Return the whole listing exactly as it stands.

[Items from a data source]
_ _ _ _ _
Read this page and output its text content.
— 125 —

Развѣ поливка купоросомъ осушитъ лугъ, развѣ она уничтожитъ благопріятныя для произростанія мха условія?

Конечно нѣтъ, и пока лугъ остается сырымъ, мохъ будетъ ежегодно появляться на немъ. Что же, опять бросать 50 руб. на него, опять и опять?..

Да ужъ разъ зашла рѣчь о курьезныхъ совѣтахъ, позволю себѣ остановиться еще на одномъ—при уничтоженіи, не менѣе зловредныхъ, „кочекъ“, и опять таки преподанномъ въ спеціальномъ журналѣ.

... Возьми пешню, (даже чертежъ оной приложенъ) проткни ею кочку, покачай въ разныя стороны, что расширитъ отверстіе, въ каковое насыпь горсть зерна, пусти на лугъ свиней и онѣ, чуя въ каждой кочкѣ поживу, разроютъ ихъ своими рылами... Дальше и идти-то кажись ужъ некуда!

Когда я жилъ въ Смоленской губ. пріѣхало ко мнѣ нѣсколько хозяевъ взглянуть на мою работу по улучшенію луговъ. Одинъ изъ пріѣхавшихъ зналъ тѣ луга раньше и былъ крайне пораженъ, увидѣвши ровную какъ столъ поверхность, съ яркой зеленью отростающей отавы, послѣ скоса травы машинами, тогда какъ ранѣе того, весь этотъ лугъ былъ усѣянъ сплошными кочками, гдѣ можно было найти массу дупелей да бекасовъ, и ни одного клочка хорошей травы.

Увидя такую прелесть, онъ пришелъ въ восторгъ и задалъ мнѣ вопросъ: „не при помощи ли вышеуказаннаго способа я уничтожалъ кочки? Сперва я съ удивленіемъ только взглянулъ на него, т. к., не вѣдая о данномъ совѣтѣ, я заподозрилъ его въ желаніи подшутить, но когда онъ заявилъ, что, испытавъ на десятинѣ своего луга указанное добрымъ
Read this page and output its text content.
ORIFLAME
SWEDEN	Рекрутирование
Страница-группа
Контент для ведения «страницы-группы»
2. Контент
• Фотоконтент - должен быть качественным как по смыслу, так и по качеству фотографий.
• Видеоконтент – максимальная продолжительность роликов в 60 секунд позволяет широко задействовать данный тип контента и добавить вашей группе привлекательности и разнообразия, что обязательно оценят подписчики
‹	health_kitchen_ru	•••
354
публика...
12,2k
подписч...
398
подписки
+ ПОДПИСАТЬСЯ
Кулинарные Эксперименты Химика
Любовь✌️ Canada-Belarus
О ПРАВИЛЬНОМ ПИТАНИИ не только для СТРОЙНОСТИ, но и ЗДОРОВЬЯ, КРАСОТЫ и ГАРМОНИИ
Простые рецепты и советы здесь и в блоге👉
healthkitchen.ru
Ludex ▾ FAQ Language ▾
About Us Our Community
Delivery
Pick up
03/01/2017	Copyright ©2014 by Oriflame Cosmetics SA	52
_ _ _ _ _
● Task answer
Read this page and output its text content.
— 125 —

Развѣ поливка купоросомъ осушитъ лугъ, развѣ она уничтожитъ благопріятныя для произростанія мха условія?

Конечно нѣтъ, и пока лугъ остается сырымъ, мохъ будетъ ежегодно появляться на немъ. Что же, опять бросать 50 руб. на него, опять и опять?..

Да ужъ разъ зашла рѣчь о курьезныхъ совѣтахъ, позволю себѣ остановиться еще на одномъ—при уничтоженіи, не менѣе зловредныхъ, „кочекъ“, и опять таки преподанномъ въ спеціальномъ журналѣ.

... Возьми пешню, (даже чертежъ оной приложенъ) проткни ею кочку, покачай въ разныя стороны, что расширитъ отверстіе, въ каковое насыпь горсть зерна, пусти на лугъ свиней и онѣ, чуя въ каждой кочкѣ поживу, разроютъ ихъ своими рылами... Дальше и идти-то кажись ужъ некуда!

Когда я жилъ въ Смоленской губ. пріѣхало ко мнѣ нѣсколько хозяевъ взглянуть на мою работу по улучшенію луговъ. Одинъ изъ пріѣхавшихъ зналъ тѣ луга раньше и былъ крайне пораженъ, увидѣвши ровную какъ столъ поверхность, съ яркой зеленью отростающей отавы, послѣ скоса травы машинами, тогда какъ ранѣе того, весь этотъ лугъ былъ усѣянъ сплошными кочками, гдѣ можно было найти массу дупелей да бекасовъ, и ни одного клочка хорошей травы.

Увидя такую прелесть, онъ пришелъ въ восторгъ и задалъ мнѣ вопросъ: „не при помощи ли вышеуказаннаго способа я уничтожалъ кочки? Сперва я съ удивленіемъ только взглянулъ на него, т. к., не вѣдая о данномъ совѣтѣ, я заподозрилъ его въ желаніи подшутить, но когда онъ заявилъ, что, испытавъ на десятинѣ своего луга указанное добрымъ
Read this page and output its text content.
ORIFLAME
SWEDEN	Рекрутирование
Страница-группа
Контент для ведения «страницы-группы»
2. Контент
• Фотоконтент - должен быть качественным как по смыслу, так и по качеству фотографий.
• Видеоконтент – максимальная продолжительность роликов в 60 секунд позволяет широко задействовать данный тип контента и добавить вашей группе привлекательности и разнообразия, что обязательно оценят подписчики
‹	health_kitchen_ru	•••
354
публика...
12,2k
подписч...
398
подписки
+ ПОДПИСАТЬСЯ
Кулинарные Эксперименты Химика
Любовь✌️ Canada-Belarus
О ПРАВИЛЬНОМ ПИТАНИИ не только для СТРОЙНОСТИ, но и ЗДОРОВЬЯ, КРАСОТЫ и ГАРМОНИИ
Простые рецепты и советы здесь и в блоге👉
healthkitchen.ru
Ludex ▾ FAQ Language ▾
About Us Our Community
Delivery
Pick up
03/01/2017	Copyright ©2014 by Oriflame Cosmetics SA	52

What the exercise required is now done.